▶ _EXERCISE DIRECTIONS_: Transcribe the records exactly. Pictures do not belong in the transcription.

▶ _EXERCISE INPUT_:

* * * *

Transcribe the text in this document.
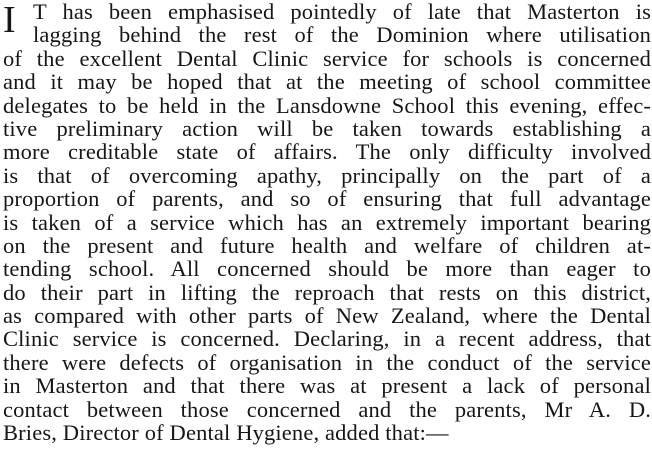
I T has been emphasised pointedly of late that Masterton is
lagging behind the rest of the Dominion where utilisation
of the excellent Dental Clinic service for schools is concerned
and it may be hoped that at the meeting of school committee
delegates to be held in the Lansdowne School this evening, effec-
tive preliminary action will be taken towards establishing a
more creditable state of affairs. The only difficulty involved
is that of overcoming apathy, principally on the part of a
proportion of parents, and so of ensuring that full advantage
is taken of a service which has an extremely important bearing
on the present and future health and welfare of children at-
tending school. All concerned should be more than eager to
do their part in lifting the reproach that rests on this district,
as compared with other parts of New Zealand, where the Dental
Clinic service is concerned. Declaring, in a recent address, that
there were defects of organisation in the conduct of the service
in Masterton and that there was at present a lack of personal
contact between those concerned and the parents, Mr A. D.
Bries, Director of Dental Hygiene, added that:—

* * * *

▶ _TASK SOLUTION_:
Transcribe the text in this document.
I T has been emphasised pointedly of late that Masterton is
lagging behind the rest of the Dominion where utilisation
of the excellent Dental Clinic service for schools is concerned
and it may be hoped that at the meeting of school committee
delegates to be held in the Lansdowne School this evening, effec-
tive preliminary action will be taken towards establishing a
more creditable state of affairs. The only difficulty involved
is that of overcoming apathy, principally on the part of a
proportion of parents, and so of ensuring that full advantage
is taken of a service which has an extremely important bearing
on the present and future health and welfare of children at-
tending school. All concerned should be more than eager to
do their part in lifting the reproach that rests on this district,
as compared with other parts of New Zealand, where the Dental
Clinic service is concerned. Declaring, in a recent address, that
there were defects of organisation in the conduct of the service
in Masterton and that there was at present a lack of personal
contact between those concerned and the parents, Mr A. D.
Bries, Director of Dental Hygiene, added that:—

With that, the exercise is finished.